### DESCRIPTION OF THE TASK
Which lines of the listing below contain the word "Wiemer"? Return them.

### RAW DATA
--*--

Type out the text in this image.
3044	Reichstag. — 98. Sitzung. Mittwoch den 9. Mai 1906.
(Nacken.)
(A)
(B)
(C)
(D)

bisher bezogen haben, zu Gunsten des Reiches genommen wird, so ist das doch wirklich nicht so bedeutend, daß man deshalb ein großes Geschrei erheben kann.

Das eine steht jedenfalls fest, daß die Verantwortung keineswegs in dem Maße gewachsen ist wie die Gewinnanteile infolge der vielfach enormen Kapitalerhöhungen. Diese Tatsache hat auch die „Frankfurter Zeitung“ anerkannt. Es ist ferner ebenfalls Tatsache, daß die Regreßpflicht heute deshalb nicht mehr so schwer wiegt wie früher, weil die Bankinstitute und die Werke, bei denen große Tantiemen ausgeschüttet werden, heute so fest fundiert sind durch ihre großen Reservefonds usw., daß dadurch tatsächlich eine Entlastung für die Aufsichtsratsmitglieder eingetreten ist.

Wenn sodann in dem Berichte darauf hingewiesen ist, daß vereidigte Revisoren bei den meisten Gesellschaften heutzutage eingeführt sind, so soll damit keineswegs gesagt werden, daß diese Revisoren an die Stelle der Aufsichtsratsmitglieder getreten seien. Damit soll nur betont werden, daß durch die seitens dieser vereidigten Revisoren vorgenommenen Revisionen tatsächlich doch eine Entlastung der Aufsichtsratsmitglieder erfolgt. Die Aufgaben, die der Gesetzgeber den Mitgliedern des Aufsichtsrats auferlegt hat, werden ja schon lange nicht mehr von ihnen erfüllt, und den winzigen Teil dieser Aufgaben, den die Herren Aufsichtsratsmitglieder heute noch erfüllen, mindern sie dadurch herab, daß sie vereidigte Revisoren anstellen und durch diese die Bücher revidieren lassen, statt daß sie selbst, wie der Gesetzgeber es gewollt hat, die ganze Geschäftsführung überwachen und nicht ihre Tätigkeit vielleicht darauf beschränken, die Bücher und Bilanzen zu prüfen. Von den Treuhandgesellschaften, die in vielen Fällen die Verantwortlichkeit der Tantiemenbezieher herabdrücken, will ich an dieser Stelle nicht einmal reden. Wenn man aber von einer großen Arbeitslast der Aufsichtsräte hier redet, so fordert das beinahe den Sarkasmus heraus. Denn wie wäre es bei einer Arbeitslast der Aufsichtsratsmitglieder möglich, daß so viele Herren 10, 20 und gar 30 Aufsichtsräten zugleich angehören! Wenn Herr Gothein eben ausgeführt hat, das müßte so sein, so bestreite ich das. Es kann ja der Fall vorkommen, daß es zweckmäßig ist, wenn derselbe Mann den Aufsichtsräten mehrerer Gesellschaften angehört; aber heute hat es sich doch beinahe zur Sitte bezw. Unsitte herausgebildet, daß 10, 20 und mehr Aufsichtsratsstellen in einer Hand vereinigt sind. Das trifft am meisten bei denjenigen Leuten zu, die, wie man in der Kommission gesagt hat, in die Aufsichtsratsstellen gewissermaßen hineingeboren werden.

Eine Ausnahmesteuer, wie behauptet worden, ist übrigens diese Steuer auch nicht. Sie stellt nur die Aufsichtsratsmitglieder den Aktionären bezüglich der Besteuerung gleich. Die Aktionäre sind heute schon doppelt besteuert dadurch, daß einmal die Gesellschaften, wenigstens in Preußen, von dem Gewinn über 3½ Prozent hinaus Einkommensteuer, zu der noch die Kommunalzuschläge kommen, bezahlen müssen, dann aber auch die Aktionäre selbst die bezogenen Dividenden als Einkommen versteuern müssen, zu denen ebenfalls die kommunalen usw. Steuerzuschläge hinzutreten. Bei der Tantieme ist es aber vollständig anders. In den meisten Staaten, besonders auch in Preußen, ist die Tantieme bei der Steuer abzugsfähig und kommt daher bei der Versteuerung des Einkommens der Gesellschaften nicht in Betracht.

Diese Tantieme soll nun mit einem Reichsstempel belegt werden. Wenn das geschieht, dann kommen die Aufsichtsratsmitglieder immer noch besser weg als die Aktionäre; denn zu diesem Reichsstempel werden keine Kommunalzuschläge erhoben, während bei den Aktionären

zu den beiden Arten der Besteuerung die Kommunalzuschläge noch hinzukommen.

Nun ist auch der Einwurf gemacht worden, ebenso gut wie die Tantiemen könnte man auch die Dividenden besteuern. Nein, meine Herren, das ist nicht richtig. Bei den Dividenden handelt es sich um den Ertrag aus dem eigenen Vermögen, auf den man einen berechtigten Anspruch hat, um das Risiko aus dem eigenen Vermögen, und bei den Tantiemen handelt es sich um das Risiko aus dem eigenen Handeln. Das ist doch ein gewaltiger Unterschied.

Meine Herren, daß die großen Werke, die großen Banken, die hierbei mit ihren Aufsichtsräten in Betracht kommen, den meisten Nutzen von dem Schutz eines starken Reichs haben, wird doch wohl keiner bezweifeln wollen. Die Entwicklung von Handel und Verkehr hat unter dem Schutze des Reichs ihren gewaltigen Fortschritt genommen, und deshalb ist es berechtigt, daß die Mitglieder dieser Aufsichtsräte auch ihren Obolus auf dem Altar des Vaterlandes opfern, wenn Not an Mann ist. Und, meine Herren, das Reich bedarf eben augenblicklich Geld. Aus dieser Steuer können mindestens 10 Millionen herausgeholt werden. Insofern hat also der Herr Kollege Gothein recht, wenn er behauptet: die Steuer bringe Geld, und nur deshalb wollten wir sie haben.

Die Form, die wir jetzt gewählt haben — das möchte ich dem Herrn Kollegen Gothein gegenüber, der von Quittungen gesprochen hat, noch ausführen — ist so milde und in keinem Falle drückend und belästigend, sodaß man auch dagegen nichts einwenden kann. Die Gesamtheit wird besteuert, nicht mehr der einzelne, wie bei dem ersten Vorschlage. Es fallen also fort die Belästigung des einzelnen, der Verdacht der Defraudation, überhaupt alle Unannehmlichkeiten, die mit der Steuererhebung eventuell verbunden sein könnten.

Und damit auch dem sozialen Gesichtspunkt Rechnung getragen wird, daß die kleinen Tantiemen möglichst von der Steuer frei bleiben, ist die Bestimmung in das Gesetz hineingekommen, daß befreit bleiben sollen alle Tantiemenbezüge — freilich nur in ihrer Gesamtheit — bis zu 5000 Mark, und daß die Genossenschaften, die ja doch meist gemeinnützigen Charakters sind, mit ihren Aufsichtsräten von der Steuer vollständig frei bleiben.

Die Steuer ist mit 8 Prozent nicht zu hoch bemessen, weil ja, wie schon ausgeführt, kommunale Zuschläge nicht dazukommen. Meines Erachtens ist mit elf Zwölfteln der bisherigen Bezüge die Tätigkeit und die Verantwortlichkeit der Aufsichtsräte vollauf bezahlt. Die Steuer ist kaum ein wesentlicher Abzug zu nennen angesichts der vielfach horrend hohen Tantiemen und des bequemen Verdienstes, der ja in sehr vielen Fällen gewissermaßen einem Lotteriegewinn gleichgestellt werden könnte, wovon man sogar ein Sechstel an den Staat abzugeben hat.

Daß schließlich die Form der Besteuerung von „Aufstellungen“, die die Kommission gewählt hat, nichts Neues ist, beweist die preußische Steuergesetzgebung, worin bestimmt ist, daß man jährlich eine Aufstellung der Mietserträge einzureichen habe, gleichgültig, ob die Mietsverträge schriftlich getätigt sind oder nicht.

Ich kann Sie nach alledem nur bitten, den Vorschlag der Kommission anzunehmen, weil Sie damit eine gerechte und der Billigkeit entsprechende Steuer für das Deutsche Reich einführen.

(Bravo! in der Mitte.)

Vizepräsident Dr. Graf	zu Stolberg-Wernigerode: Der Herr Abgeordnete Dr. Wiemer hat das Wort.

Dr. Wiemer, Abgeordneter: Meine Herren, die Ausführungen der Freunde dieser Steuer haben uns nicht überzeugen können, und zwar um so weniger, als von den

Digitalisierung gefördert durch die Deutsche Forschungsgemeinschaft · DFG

--*--

### RESPONSE AREA
Vizepräsident Dr. Graf	zu Stolberg-Wernigerode: Der Herr Abgeordnete Dr. Wiemer hat das Wort.
Dr. Wiemer, Abgeordneter: Meine Herren, die Ausführungen der Freunde dieser Steuer haben uns nicht überzeugen können, und zwar um so weniger, als von den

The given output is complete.